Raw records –

-- -- --

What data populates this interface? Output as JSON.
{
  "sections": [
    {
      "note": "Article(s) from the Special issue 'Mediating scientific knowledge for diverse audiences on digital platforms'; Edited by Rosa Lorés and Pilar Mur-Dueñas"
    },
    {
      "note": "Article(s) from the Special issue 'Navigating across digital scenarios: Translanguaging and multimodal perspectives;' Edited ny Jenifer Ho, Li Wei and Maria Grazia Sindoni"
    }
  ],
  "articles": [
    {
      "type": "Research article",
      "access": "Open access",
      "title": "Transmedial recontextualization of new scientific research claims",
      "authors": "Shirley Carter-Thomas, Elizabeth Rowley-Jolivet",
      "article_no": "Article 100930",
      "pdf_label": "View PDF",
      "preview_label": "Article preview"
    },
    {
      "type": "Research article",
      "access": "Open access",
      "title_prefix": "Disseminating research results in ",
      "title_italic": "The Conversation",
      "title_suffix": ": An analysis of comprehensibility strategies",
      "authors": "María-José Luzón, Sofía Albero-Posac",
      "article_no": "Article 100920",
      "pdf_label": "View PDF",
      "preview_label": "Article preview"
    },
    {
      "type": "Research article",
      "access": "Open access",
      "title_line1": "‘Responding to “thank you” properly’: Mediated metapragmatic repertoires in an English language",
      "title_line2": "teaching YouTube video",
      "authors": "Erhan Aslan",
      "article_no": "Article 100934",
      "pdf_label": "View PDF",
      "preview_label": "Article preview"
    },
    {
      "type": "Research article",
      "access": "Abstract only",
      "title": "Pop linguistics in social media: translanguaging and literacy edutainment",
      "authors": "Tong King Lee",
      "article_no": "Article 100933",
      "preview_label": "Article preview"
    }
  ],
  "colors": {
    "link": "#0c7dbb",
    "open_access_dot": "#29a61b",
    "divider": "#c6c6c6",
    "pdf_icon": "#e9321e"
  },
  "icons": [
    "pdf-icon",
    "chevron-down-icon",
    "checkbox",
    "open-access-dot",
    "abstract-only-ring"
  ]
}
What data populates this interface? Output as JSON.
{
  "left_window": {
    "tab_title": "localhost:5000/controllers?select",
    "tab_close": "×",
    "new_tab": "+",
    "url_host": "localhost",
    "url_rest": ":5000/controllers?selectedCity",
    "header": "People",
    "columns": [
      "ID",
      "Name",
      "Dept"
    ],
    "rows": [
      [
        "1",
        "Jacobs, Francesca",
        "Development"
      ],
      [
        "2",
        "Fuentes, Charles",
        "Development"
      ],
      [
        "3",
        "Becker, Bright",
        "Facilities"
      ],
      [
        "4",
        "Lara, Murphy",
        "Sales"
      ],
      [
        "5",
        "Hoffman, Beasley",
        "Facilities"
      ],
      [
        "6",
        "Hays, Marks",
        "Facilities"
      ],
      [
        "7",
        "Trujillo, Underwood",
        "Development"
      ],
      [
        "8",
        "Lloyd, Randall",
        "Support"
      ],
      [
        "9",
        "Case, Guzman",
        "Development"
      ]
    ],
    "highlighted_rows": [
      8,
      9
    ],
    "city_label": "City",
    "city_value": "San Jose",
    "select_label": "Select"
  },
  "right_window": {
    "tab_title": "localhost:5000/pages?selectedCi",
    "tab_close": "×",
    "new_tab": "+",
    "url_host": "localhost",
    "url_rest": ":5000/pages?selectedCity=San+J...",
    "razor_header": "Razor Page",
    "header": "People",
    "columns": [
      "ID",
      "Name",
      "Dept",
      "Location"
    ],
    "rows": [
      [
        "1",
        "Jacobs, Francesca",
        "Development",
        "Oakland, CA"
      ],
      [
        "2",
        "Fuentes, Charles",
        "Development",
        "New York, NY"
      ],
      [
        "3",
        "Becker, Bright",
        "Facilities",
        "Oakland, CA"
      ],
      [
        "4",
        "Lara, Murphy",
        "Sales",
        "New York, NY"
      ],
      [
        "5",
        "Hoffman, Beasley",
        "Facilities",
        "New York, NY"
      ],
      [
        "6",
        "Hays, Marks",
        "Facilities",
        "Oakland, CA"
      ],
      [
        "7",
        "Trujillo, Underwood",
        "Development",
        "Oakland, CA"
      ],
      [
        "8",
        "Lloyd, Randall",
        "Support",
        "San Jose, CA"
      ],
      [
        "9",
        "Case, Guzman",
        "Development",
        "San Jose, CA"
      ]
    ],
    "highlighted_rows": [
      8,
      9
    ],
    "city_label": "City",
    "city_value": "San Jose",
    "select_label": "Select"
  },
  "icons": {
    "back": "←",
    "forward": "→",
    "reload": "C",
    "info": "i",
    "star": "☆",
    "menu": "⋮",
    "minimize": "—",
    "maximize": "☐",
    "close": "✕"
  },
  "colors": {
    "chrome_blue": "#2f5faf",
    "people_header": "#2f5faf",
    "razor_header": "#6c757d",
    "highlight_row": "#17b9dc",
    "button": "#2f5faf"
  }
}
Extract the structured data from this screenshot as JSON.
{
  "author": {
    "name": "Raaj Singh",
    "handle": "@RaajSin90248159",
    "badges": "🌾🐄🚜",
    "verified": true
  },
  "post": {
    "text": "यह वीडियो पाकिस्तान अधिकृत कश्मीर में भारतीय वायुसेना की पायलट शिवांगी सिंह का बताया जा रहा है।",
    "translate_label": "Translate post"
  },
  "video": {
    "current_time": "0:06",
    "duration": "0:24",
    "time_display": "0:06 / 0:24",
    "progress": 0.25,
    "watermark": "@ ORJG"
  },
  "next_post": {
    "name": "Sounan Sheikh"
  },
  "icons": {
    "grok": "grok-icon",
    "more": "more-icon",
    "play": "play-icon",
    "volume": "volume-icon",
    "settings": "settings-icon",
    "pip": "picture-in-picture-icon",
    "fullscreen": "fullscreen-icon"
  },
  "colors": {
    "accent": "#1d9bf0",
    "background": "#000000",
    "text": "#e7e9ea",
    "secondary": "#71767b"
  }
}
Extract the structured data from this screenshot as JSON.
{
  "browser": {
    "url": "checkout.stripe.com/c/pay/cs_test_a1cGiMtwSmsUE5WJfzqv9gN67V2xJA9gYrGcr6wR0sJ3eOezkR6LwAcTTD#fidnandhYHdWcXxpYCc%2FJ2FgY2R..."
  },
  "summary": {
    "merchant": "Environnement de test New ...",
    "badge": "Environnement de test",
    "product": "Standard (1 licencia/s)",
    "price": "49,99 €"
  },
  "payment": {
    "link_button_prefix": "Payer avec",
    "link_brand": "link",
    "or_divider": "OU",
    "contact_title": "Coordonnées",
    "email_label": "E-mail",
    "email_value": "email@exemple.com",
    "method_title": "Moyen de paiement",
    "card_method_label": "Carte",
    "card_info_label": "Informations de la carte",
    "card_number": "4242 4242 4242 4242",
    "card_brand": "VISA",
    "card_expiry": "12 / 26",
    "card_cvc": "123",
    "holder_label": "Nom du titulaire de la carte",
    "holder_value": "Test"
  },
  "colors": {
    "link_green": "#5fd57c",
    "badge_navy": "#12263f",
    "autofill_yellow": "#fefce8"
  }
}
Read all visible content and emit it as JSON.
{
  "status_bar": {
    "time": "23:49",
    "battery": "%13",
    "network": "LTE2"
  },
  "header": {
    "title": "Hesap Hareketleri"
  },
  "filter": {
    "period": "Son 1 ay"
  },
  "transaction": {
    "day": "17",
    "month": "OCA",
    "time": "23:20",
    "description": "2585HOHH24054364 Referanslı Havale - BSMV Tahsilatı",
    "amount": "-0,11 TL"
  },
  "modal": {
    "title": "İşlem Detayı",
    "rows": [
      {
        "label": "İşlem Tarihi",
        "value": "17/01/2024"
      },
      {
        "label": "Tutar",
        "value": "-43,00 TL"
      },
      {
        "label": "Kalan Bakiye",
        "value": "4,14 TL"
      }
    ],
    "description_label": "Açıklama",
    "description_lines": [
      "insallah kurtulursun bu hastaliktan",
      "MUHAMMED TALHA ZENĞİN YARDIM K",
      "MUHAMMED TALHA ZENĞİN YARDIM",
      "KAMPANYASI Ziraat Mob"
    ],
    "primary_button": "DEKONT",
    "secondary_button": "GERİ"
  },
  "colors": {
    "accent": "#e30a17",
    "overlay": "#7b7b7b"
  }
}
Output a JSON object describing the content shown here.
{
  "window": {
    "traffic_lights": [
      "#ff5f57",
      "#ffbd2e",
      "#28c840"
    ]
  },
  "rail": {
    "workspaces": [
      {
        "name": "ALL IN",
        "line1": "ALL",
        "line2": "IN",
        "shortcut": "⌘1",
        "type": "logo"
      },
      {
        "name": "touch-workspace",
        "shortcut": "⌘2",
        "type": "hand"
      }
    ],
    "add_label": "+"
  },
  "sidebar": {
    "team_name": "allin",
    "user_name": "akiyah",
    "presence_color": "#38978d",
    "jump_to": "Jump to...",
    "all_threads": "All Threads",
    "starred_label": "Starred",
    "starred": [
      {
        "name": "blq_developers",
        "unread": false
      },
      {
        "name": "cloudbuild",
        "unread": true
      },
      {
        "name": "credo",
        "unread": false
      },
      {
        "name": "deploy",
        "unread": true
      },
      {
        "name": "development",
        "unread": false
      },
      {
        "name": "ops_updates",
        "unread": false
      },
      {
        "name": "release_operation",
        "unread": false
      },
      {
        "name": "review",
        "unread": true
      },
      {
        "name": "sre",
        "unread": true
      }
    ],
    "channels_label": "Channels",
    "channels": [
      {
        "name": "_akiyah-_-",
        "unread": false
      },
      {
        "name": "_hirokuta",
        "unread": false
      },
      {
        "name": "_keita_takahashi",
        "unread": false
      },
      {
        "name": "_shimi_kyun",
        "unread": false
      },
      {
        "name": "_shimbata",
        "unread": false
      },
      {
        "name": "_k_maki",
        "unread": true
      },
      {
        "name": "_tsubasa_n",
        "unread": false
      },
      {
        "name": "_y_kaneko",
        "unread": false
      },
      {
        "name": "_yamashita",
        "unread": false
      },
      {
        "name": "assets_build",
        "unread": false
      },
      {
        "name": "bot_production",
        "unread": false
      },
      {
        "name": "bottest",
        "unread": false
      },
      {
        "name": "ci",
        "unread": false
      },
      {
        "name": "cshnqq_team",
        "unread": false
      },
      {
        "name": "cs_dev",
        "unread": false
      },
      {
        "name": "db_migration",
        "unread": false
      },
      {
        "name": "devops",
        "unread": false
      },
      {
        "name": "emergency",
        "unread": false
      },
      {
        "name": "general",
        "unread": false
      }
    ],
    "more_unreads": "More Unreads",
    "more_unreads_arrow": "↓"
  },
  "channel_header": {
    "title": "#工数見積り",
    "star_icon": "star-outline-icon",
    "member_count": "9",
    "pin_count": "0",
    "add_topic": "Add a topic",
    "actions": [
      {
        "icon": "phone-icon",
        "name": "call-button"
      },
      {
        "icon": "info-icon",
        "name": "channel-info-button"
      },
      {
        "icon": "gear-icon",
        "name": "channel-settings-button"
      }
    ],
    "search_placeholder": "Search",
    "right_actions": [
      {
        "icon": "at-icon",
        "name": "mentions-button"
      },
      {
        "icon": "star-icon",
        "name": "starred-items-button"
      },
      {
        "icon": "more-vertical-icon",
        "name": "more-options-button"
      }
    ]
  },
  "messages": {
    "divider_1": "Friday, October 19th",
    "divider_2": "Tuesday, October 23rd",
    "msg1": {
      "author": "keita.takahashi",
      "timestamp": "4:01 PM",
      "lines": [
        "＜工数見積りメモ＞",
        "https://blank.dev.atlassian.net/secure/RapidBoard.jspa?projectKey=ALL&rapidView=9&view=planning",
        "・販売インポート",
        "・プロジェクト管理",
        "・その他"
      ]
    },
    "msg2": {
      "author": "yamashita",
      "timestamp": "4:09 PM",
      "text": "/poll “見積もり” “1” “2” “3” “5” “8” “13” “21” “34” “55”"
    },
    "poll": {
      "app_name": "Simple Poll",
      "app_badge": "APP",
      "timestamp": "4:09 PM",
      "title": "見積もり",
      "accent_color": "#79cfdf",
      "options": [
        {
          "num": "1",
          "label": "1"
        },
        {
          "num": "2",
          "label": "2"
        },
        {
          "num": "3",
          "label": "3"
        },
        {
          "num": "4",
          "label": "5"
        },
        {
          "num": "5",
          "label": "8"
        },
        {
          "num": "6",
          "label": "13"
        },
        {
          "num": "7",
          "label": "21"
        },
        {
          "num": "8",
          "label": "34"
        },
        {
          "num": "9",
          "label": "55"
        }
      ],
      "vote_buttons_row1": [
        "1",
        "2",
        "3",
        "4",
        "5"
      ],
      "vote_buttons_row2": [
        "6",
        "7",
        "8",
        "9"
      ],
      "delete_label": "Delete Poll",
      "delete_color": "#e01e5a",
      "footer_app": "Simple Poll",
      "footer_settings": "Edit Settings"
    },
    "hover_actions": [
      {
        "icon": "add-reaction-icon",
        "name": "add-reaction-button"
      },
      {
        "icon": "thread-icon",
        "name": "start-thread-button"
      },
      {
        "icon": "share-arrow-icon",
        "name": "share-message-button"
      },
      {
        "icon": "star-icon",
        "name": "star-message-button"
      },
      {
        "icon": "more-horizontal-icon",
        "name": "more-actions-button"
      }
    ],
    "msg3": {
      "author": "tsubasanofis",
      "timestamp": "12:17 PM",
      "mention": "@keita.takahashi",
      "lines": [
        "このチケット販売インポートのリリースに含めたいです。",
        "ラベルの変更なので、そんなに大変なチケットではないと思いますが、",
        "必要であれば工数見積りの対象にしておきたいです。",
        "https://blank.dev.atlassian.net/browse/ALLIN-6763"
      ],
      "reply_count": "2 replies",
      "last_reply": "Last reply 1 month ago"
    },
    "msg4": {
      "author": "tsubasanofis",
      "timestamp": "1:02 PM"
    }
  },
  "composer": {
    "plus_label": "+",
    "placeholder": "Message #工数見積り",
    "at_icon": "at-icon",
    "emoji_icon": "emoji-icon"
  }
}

-- -- --

Your goal –
Copy out every line that includes the word "blank".

Final result –
        "https://blank.dev.atlassian.net/secure/RapidBoard.jspa?projectKey=ALL&rapidView=9&view=planning",
        "https://blank.dev.atlassian.net/browse/ALLIN-6763"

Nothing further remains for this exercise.